(Dataset records)
· · · ·

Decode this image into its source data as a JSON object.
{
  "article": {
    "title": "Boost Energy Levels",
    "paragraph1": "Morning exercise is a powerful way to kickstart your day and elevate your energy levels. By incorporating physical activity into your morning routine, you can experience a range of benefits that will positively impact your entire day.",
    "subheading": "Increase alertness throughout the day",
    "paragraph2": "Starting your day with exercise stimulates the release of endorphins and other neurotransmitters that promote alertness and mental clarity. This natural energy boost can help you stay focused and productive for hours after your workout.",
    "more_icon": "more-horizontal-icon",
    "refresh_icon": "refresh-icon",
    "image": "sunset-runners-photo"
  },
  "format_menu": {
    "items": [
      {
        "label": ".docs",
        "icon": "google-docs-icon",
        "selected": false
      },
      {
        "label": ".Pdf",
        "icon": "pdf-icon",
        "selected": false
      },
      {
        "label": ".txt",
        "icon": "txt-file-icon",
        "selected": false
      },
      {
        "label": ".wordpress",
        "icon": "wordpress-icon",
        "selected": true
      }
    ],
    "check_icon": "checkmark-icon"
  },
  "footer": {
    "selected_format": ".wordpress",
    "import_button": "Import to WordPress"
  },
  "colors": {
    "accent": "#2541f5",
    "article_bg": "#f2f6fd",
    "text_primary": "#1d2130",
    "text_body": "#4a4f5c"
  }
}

· · · ·

Give back all the records exactly as they stand.

§ ANSWER TO THIS TASK:
Decode this image into its source data as a JSON object.
{
  "article": {
    "title": "Boost Energy Levels",
    "paragraph1": "Morning exercise is a powerful way to kickstart your day and elevate your energy levels. By incorporating physical activity into your morning routine, you can experience a range of benefits that will positively impact your entire day.",
    "subheading": "Increase alertness throughout the day",
    "paragraph2": "Starting your day with exercise stimulates the release of endorphins and other neurotransmitters that promote alertness and mental clarity. This natural energy boost can help you stay focused and productive for hours after your workout.",
    "more_icon": "more-horizontal-icon",
    "refresh_icon": "refresh-icon",
    "image": "sunset-runners-photo"
  },
  "format_menu": {
    "items": [
      {
        "label": ".docs",
        "icon": "google-docs-icon",
        "selected": false
      },
      {
        "label": ".Pdf",
        "icon": "pdf-icon",
        "selected": false
      },
      {
        "label": ".txt",
        "icon": "txt-file-icon",
        "selected": false
      },
      {
        "label": ".wordpress",
        "icon": "wordpress-icon",
        "selected": true
      }
    ],
    "check_icon": "checkmark-icon"
  },
  "footer": {
    "selected_format": ".wordpress",
    "import_button": "Import to WordPress"
  },
  "colors": {
    "accent": "#2541f5",
    "article_bg": "#f2f6fd",
    "text_primary": "#1d2130",
    "text_body": "#4a4f5c"
  }
}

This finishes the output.